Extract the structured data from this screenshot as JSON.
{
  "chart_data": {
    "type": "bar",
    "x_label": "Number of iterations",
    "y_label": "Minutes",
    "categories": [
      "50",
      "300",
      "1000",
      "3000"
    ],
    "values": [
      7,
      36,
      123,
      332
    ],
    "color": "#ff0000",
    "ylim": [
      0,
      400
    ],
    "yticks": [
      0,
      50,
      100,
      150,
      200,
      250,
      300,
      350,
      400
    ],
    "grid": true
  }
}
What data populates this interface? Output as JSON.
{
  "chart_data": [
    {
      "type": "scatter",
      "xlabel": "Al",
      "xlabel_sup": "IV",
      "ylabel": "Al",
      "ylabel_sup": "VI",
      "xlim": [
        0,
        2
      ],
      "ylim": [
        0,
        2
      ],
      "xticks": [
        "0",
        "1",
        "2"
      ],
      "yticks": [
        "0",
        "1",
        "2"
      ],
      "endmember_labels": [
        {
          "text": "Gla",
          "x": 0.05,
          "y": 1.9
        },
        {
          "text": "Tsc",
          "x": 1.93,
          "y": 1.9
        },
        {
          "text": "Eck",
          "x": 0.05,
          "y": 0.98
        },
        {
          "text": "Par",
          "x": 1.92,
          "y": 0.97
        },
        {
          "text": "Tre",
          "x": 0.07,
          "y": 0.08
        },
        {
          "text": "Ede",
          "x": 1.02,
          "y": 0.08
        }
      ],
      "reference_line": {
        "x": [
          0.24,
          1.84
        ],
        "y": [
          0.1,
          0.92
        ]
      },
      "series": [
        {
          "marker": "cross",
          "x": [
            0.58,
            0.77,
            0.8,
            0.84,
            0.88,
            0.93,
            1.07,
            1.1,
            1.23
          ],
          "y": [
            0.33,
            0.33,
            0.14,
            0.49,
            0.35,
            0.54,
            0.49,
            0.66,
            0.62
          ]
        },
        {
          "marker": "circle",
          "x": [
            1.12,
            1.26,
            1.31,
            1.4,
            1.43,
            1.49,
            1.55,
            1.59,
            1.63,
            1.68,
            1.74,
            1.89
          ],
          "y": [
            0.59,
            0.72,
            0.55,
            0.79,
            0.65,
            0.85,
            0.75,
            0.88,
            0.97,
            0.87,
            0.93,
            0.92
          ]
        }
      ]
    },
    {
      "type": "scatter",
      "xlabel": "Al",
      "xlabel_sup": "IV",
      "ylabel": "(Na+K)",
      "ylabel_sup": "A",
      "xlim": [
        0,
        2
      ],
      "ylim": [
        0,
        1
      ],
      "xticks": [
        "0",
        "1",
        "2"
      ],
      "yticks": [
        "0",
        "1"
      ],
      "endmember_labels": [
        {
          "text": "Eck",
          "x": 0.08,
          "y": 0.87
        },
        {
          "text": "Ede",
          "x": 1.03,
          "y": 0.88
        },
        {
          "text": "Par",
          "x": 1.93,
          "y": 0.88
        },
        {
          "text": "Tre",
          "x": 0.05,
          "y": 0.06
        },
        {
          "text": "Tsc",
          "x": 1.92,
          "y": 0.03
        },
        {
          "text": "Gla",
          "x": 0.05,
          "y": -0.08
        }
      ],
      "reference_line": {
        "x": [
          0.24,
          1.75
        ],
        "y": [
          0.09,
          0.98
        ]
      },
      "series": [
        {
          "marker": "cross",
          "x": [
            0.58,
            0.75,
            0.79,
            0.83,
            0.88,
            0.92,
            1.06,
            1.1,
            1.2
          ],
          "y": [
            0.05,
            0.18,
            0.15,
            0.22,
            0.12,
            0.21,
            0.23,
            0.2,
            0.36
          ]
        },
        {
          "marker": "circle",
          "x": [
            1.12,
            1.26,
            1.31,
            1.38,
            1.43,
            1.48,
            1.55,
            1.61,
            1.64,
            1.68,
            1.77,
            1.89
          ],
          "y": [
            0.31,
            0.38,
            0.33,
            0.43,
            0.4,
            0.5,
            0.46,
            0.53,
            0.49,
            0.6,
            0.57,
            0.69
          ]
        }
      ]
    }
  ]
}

______

> **Aim**
Extract every entry in the listing word for word.

> **Solution to this task**
Extract the structured data from this screenshot as JSON.
{
  "chart_data": {
    "type": "bar",
    "x_label": "Number of iterations",
    "y_label": "Minutes",
    "categories": [
      "50",
      "300",
      "1000",
      "3000"
    ],
    "values": [
      7,
      36,
      123,
      332
    ],
    "color": "#ff0000",
    "ylim": [
      0,
      400
    ],
    "yticks": [
      0,
      50,
      100,
      150,
      200,
      250,
      300,
      350,
      400
    ],
    "grid": true
  }
}
What data populates this interface? Output as JSON.
{
  "chart_data": [
    {
      "type": "scatter",
      "xlabel": "Al",
      "xlabel_sup": "IV",
      "ylabel": "Al",
      "ylabel_sup": "VI",
      "xlim": [
        0,
        2
      ],
      "ylim": [
        0,
        2
      ],
      "xticks": [
        "0",
        "1",
        "2"
      ],
      "yticks": [
        "0",
        "1",
        "2"
      ],
      "endmember_labels": [
        {
          "text": "Gla",
          "x": 0.05,
          "y": 1.9
        },
        {
          "text": "Tsc",
          "x": 1.93,
          "y": 1.9
        },
        {
          "text": "Eck",
          "x": 0.05,
          "y": 0.98
        },
        {
          "text": "Par",
          "x": 1.92,
          "y": 0.97
        },
        {
          "text": "Tre",
          "x": 0.07,
          "y": 0.08
        },
        {
          "text": "Ede",
          "x": 1.02,
          "y": 0.08
        }
      ],
      "reference_line": {
        "x": [
          0.24,
          1.84
        ],
        "y": [
          0.1,
          0.92
        ]
      },
      "series": [
        {
          "marker": "cross",
          "x": [
            0.58,
            0.77,
            0.8,
            0.84,
            0.88,
            0.93,
            1.07,
            1.1,
            1.23
          ],
          "y": [
            0.33,
            0.33,
            0.14,
            0.49,
            0.35,
            0.54,
            0.49,
            0.66,
            0.62
          ]
        },
        {
          "marker": "circle",
          "x": [
            1.12,
            1.26,
            1.31,
            1.4,
            1.43,
            1.49,
            1.55,
            1.59,
            1.63,
            1.68,
            1.74,
            1.89
          ],
          "y": [
            0.59,
            0.72,
            0.55,
            0.79,
            0.65,
            0.85,
            0.75,
            0.88,
            0.97,
            0.87,
            0.93,
            0.92
          ]
        }
      ]
    },
    {
      "type": "scatter",
      "xlabel": "Al",
      "xlabel_sup": "IV",
      "ylabel": "(Na+K)",
      "ylabel_sup": "A",
      "xlim": [
        0,
        2
      ],
      "ylim": [
        0,
        1
      ],
      "xticks": [
        "0",
        "1",
        "2"
      ],
      "yticks": [
        "0",
        "1"
      ],
      "endmember_labels": [
        {
          "text": "Eck",
          "x": 0.08,
          "y": 0.87
        },
        {
          "text": "Ede",
          "x": 1.03,
          "y": 0.88
        },
        {
          "text": "Par",
          "x": 1.93,
          "y": 0.88
        },
        {
          "text": "Tre",
          "x": 0.05,
          "y": 0.06
        },
        {
          "text": "Tsc",
          "x": 1.92,
          "y": 0.03
        },
        {
          "text": "Gla",
          "x": 0.05,
          "y": -0.08
        }
      ],
      "reference_line": {
        "x": [
          0.24,
          1.75
        ],
        "y": [
          0.09,
          0.98
        ]
      },
      "series": [
        {
          "marker": "cross",
          "x": [
            0.58,
            0.75,
            0.79,
            0.83,
            0.88,
            0.92,
            1.06,
            1.1,
            1.2
          ],
          "y": [
            0.05,
            0.18,
            0.15,
            0.22,
            0.12,
            0.21,
            0.23,
            0.2,
            0.36
          ]
        },
        {
          "marker": "circle",
          "x": [
            1.12,
            1.26,
            1.31,
            1.38,
            1.43,
            1.48,
            1.55,
            1.61,
            1.64,
            1.68,
            1.77,
            1.89
          ],
          "y": [
            0.31,
            0.38,
            0.33,
            0.43,
            0.4,
            0.5,
            0.46,
            0.53,
            0.49,
            0.6,
            0.57,
            0.69
          ]
        }
      ]
    }
  ]
}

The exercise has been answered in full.